* SUPPLIED DATA *
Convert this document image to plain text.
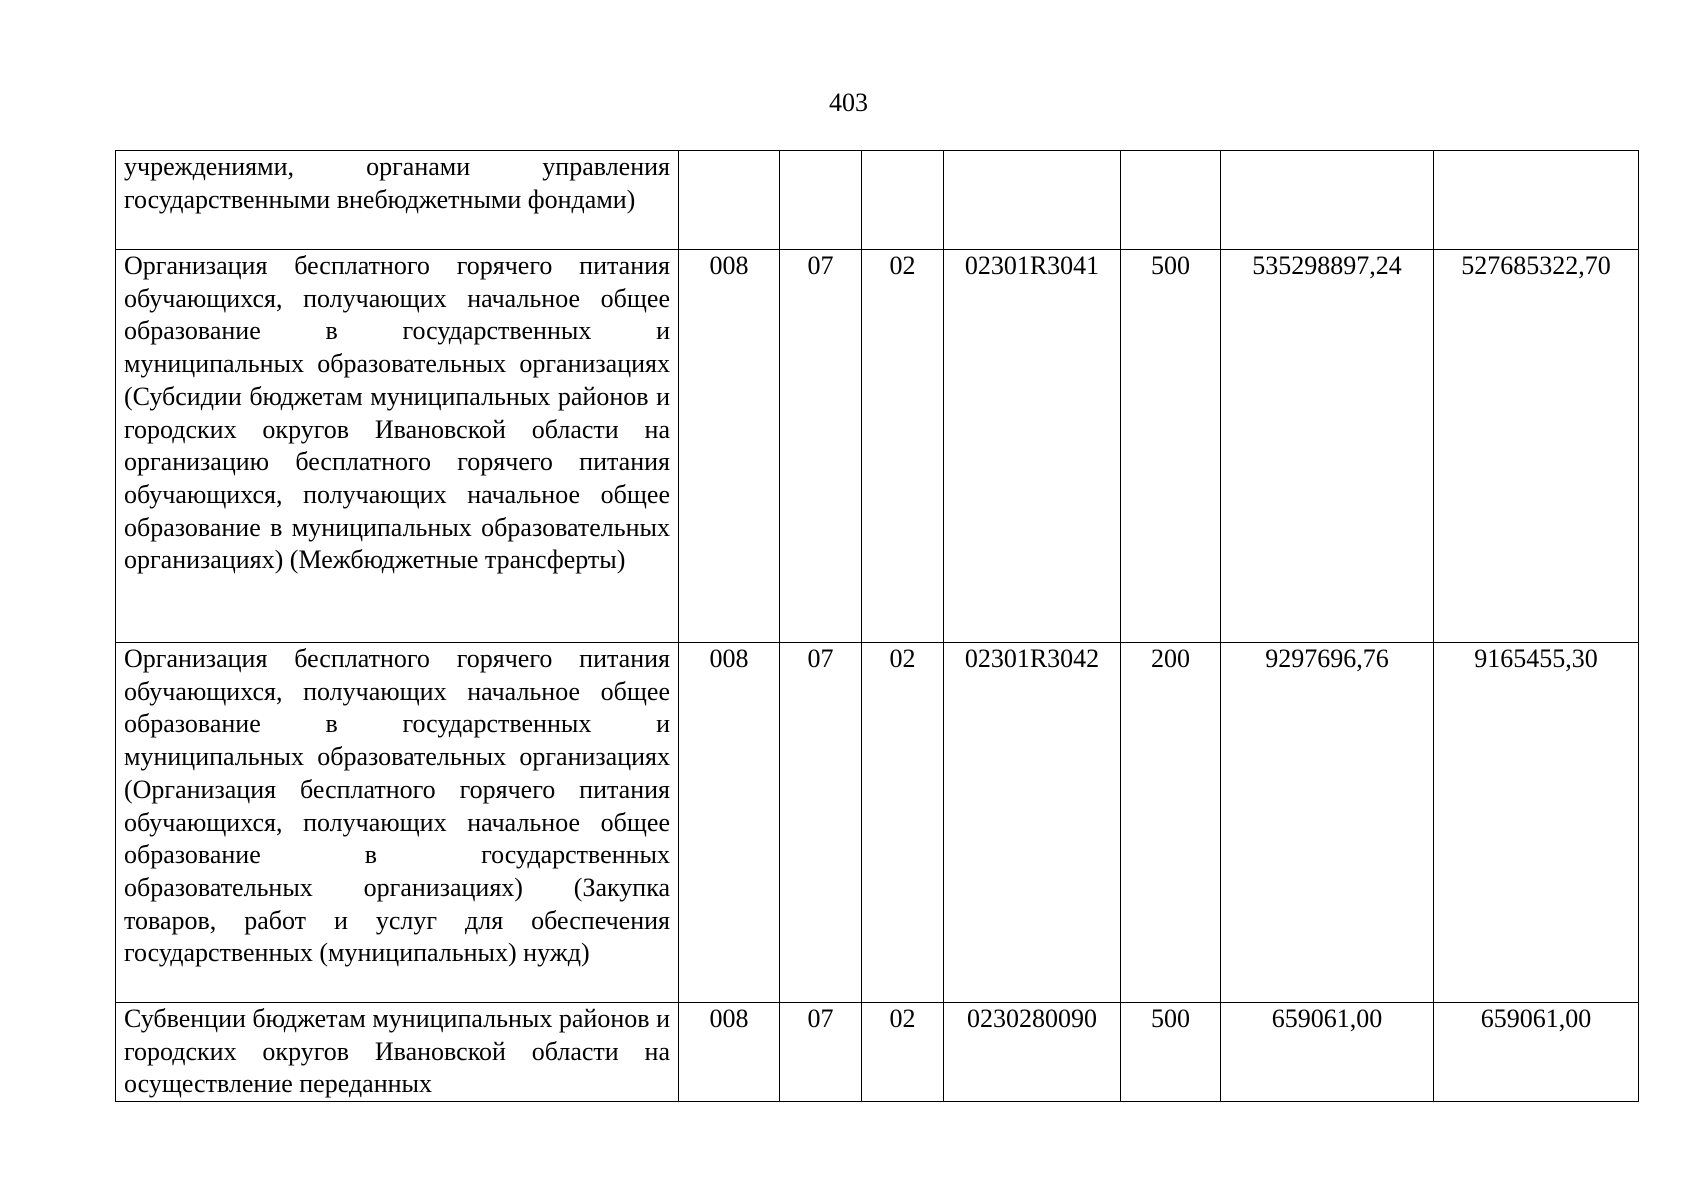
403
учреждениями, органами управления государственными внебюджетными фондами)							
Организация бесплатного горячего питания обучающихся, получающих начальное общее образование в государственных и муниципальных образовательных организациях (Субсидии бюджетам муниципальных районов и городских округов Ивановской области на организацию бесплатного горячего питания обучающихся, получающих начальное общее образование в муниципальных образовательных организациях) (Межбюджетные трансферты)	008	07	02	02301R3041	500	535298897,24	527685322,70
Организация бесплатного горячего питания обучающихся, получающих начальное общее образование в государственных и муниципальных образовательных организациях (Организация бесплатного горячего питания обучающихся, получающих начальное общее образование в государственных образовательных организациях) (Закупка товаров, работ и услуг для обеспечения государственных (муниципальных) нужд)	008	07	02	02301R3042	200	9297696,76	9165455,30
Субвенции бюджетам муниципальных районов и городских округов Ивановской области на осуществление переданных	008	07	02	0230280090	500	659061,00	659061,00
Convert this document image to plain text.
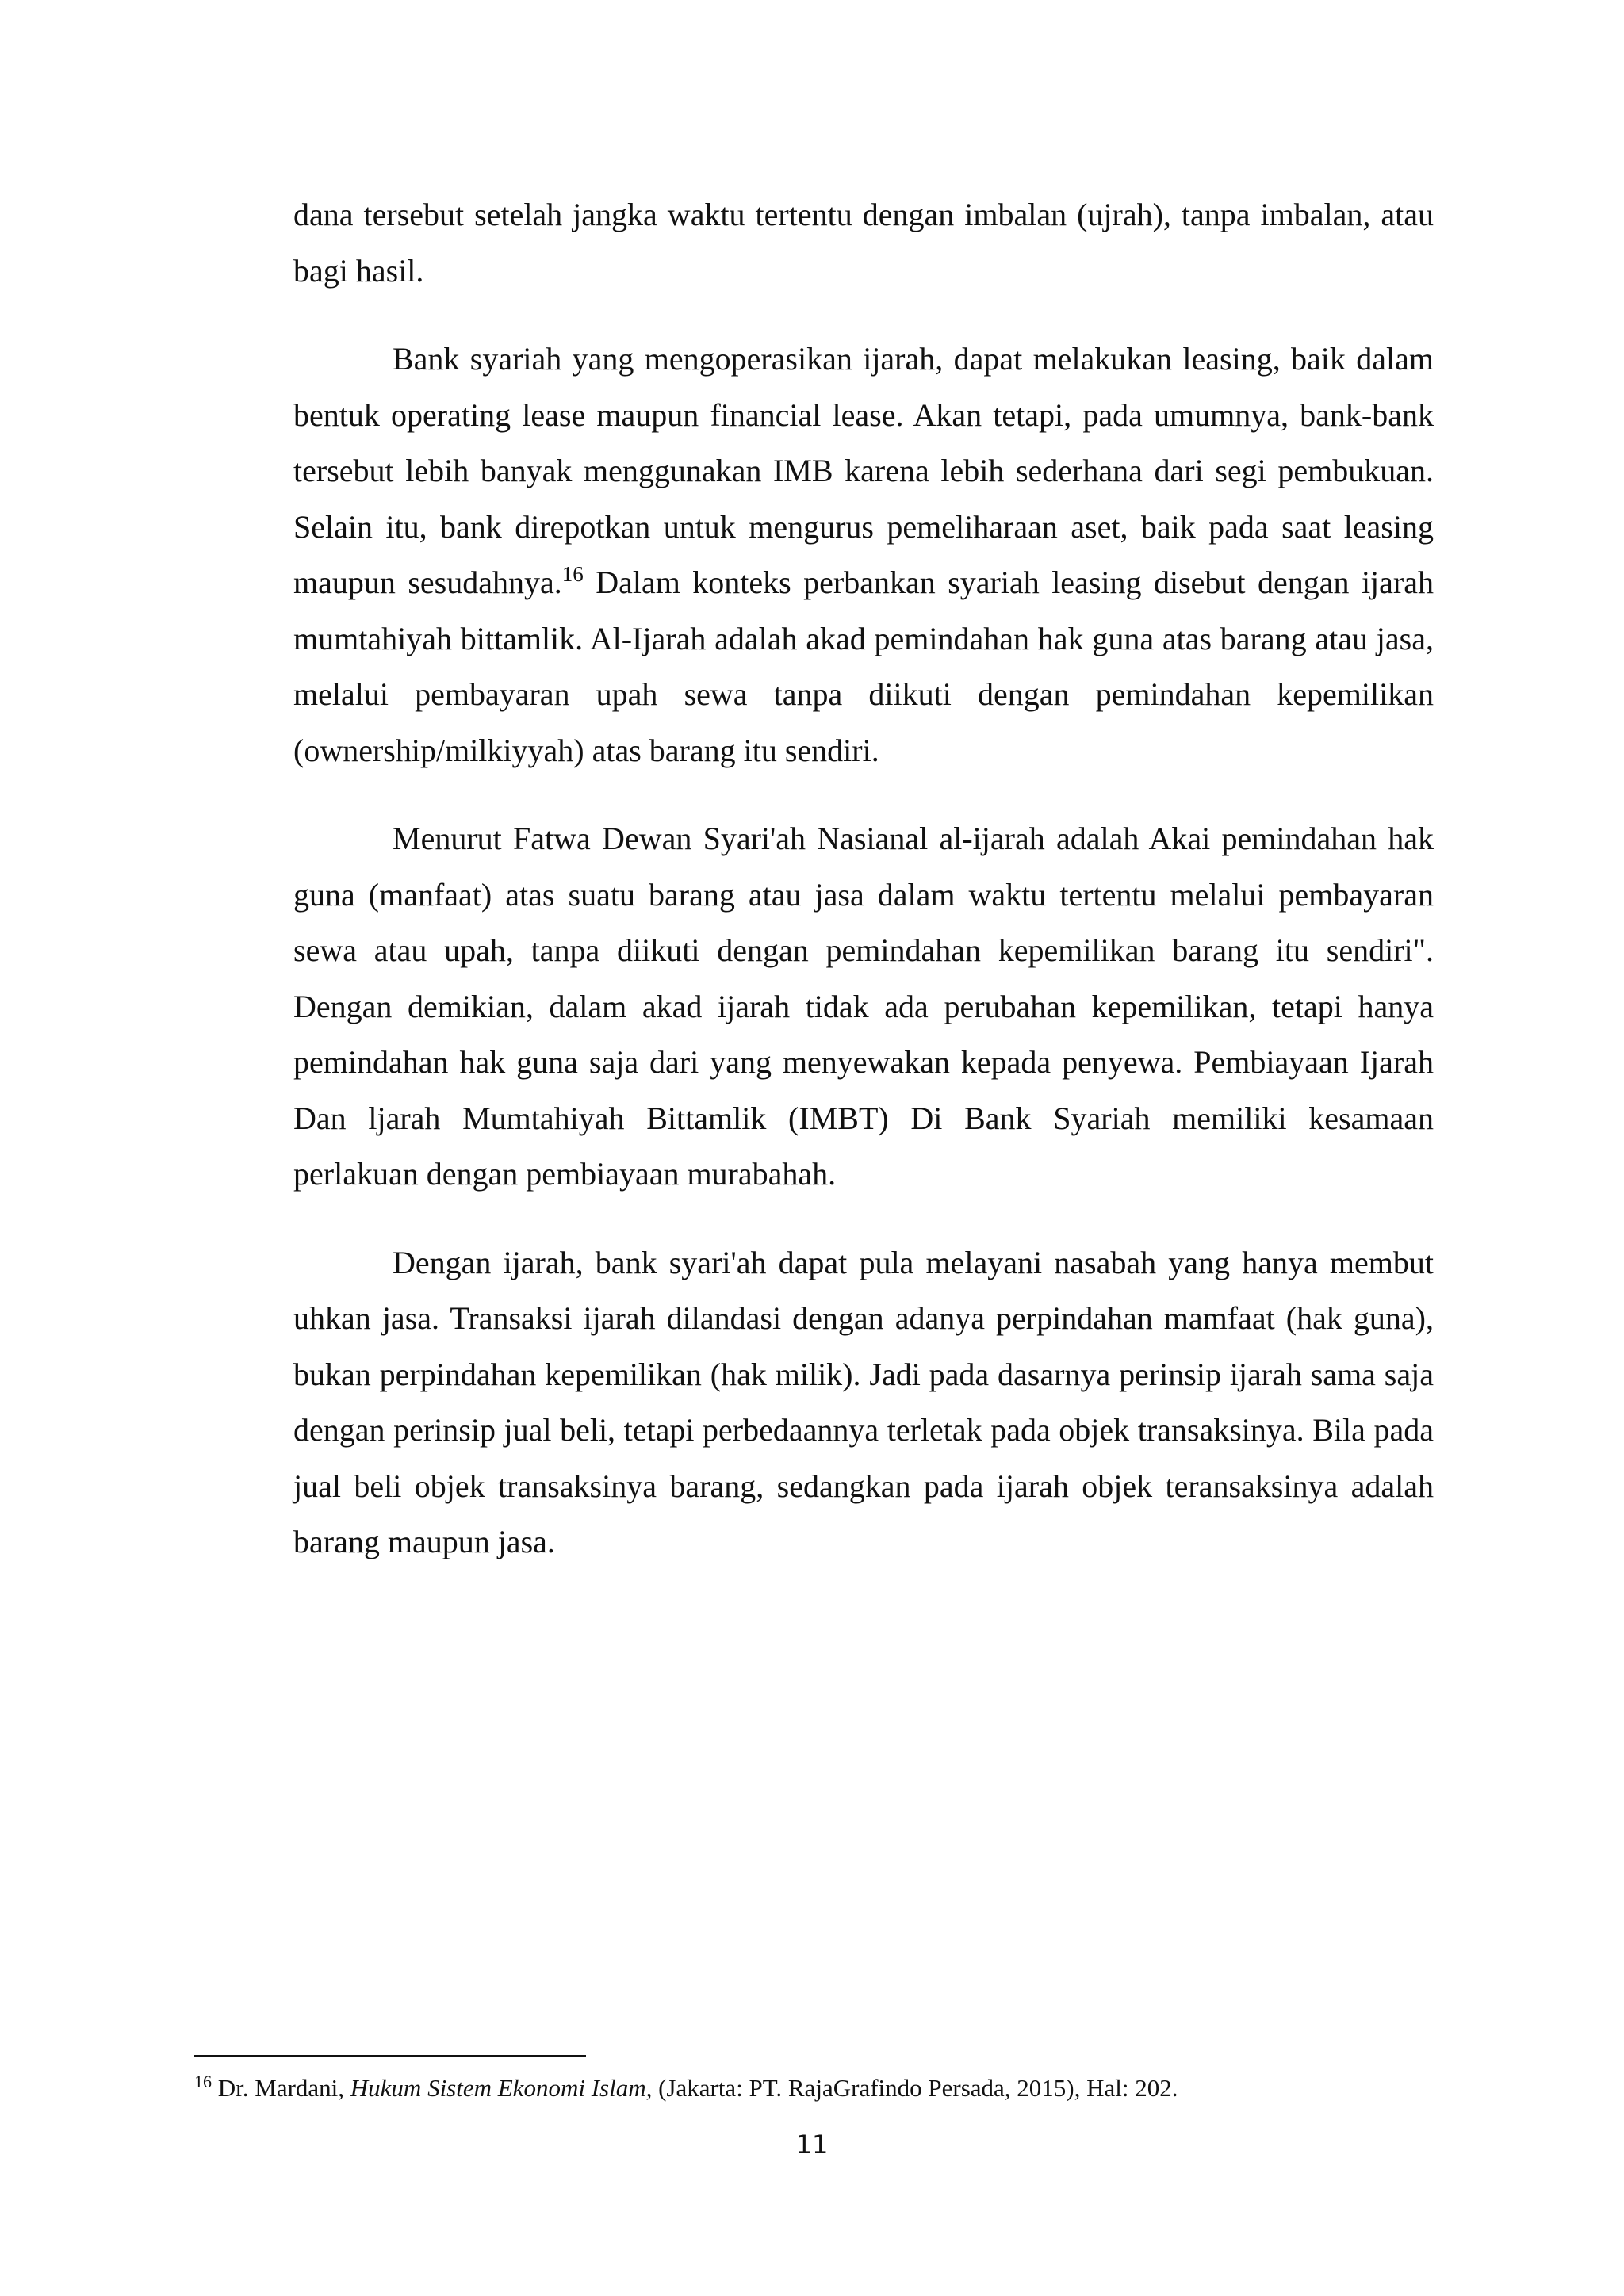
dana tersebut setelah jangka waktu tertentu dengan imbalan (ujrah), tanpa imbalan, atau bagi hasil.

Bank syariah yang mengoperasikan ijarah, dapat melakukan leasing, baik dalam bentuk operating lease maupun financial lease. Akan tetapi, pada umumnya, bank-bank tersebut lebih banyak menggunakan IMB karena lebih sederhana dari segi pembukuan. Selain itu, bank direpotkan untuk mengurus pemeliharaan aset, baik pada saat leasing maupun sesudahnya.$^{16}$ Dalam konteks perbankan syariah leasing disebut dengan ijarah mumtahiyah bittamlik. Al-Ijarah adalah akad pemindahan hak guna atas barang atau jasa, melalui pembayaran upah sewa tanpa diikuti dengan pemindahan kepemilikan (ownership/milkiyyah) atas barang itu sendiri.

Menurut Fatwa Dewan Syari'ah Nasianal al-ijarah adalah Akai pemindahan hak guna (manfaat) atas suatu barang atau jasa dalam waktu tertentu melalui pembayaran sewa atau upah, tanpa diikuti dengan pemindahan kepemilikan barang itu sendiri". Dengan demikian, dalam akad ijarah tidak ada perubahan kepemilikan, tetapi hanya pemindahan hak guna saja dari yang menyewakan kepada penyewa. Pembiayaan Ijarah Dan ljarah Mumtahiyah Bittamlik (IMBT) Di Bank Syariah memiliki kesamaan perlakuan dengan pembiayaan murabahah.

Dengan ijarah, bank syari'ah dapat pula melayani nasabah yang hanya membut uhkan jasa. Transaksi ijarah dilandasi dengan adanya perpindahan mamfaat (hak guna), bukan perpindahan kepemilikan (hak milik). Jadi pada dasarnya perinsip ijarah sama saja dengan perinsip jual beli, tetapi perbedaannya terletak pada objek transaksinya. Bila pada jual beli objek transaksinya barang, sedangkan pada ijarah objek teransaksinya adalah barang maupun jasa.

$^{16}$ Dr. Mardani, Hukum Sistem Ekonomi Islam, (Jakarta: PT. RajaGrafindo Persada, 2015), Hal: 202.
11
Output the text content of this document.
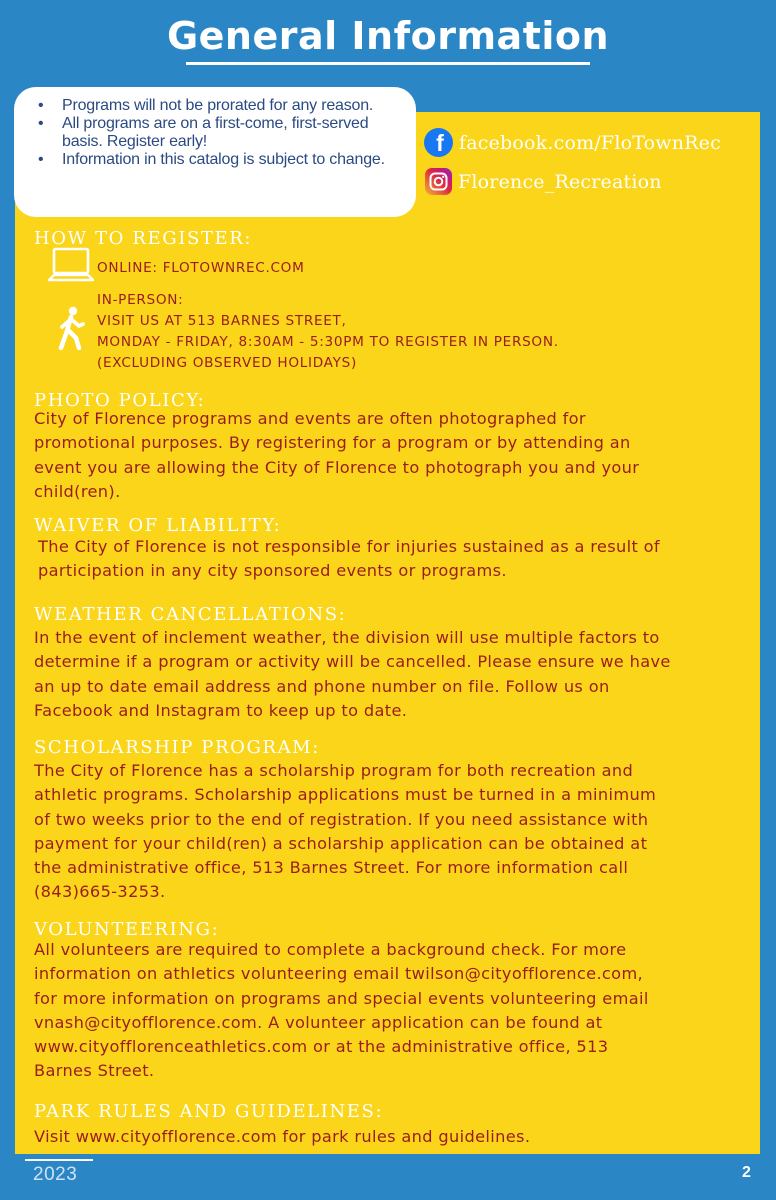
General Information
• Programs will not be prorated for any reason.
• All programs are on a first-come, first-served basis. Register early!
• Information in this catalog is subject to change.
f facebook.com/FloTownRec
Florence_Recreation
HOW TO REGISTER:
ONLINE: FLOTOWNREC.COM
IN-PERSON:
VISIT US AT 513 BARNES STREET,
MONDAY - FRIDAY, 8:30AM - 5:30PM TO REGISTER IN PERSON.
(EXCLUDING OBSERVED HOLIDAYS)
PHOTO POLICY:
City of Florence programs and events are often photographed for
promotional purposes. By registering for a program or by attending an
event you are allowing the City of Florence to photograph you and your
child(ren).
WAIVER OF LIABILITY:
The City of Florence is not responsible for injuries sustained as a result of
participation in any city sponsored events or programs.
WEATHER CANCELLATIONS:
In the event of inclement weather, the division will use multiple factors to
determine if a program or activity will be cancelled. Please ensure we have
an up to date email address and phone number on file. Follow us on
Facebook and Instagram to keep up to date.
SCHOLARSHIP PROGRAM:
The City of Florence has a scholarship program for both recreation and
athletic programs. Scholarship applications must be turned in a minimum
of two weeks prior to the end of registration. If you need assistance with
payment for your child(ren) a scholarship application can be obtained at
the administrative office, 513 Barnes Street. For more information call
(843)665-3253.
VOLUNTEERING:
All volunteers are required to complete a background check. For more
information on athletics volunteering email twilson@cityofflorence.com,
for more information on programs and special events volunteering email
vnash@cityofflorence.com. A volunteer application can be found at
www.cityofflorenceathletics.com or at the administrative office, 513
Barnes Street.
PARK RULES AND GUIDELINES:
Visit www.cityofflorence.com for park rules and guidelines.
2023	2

* WHAT YOU NEED TO DO *
Copy the entries exactly. Leave out the images.

* SOLUTION TO THIS TASK *
Convert this document image to plain text.
403
учреждениями, органами управления государственными внебюджетными фондами)							
Организация бесплатного горячего питания обучающихся, получающих начальное общее образование в государственных и муниципальных образовательных организациях (Субсидии бюджетам муниципальных районов и городских округов Ивановской области на организацию бесплатного горячего питания обучающихся, получающих начальное общее образование в муниципальных образовательных организациях) (Межбюджетные трансферты)	008	07	02	02301R3041	500	535298897,24	527685322,70
Организация бесплатного горячего питания обучающихся, получающих начальное общее образование в государственных и муниципальных образовательных организациях (Организация бесплатного горячего питания обучающихся, получающих начальное общее образование в государственных образовательных организациях) (Закупка товаров, работ и услуг для обеспечения государственных (муниципальных) нужд)	008	07	02	02301R3042	200	9297696,76	9165455,30
Субвенции бюджетам муниципальных районов и городских округов Ивановской области на осуществление переданных	008	07	02	0230280090	500	659061,00	659061,00
Convert this document image to plain text.
dana tersebut setelah jangka waktu tertentu dengan imbalan (ujrah), tanpa imbalan, atau bagi hasil.

Bank syariah yang mengoperasikan ijarah, dapat melakukan leasing, baik dalam bentuk operating lease maupun financial lease. Akan tetapi, pada umumnya, bank-bank tersebut lebih banyak menggunakan IMB karena lebih sederhana dari segi pembukuan. Selain itu, bank direpotkan untuk mengurus pemeliharaan aset, baik pada saat leasing maupun sesudahnya.$^{16}$ Dalam konteks perbankan syariah leasing disebut dengan ijarah mumtahiyah bittamlik. Al-Ijarah adalah akad pemindahan hak guna atas barang atau jasa, melalui pembayaran upah sewa tanpa diikuti dengan pemindahan kepemilikan (ownership/milkiyyah) atas barang itu sendiri.

Menurut Fatwa Dewan Syari'ah Nasianal al-ijarah adalah Akai pemindahan hak guna (manfaat) atas suatu barang atau jasa dalam waktu tertentu melalui pembayaran sewa atau upah, tanpa diikuti dengan pemindahan kepemilikan barang itu sendiri". Dengan demikian, dalam akad ijarah tidak ada perubahan kepemilikan, tetapi hanya pemindahan hak guna saja dari yang menyewakan kepada penyewa. Pembiayaan Ijarah Dan ljarah Mumtahiyah Bittamlik (IMBT) Di Bank Syariah memiliki kesamaan perlakuan dengan pembiayaan murabahah.

Dengan ijarah, bank syari'ah dapat pula melayani nasabah yang hanya membut uhkan jasa. Transaksi ijarah dilandasi dengan adanya perpindahan mamfaat (hak guna), bukan perpindahan kepemilikan (hak milik). Jadi pada dasarnya perinsip ijarah sama saja dengan perinsip jual beli, tetapi perbedaannya terletak pada objek transaksinya. Bila pada jual beli objek transaksinya barang, sedangkan pada ijarah objek teransaksinya adalah barang maupun jasa.

$^{16}$ Dr. Mardani, Hukum Sistem Ekonomi Islam, (Jakarta: PT. RajaGrafindo Persada, 2015), Hal: 202.
11
Output the text content of this document.
General Information
• Programs will not be prorated for any reason.
• All programs are on a first-come, first-served basis. Register early!
• Information in this catalog is subject to change.
f facebook.com/FloTownRec
Florence_Recreation
HOW TO REGISTER:
ONLINE: FLOTOWNREC.COM
IN-PERSON:
VISIT US AT 513 BARNES STREET,
MONDAY - FRIDAY, 8:30AM - 5:30PM TO REGISTER IN PERSON.
(EXCLUDING OBSERVED HOLIDAYS)
PHOTO POLICY:
City of Florence programs and events are often photographed for
promotional purposes. By registering for a program or by attending an
event you are allowing the City of Florence to photograph you and your
child(ren).
WAIVER OF LIABILITY:
The City of Florence is not responsible for injuries sustained as a result of
participation in any city sponsored events or programs.
WEATHER CANCELLATIONS:
In the event of inclement weather, the division will use multiple factors to
determine if a program or activity will be cancelled. Please ensure we have
an up to date email address and phone number on file. Follow us on
Facebook and Instagram to keep up to date.
SCHOLARSHIP PROGRAM:
The City of Florence has a scholarship program for both recreation and
athletic programs. Scholarship applications must be turned in a minimum
of two weeks prior to the end of registration. If you need assistance with
payment for your child(ren) a scholarship application can be obtained at
the administrative office, 513 Barnes Street. For more information call
(843)665-3253.
VOLUNTEERING:
All volunteers are required to complete a background check. For more
information on athletics volunteering email twilson@cityofflorence.com,
for more information on programs and special events volunteering email
vnash@cityofflorence.com. A volunteer application can be found at
www.cityofflorenceathletics.com or at the administrative office, 513
Barnes Street.
PARK RULES AND GUIDELINES:
Visit www.cityofflorence.com for park rules and guidelines.
2023	2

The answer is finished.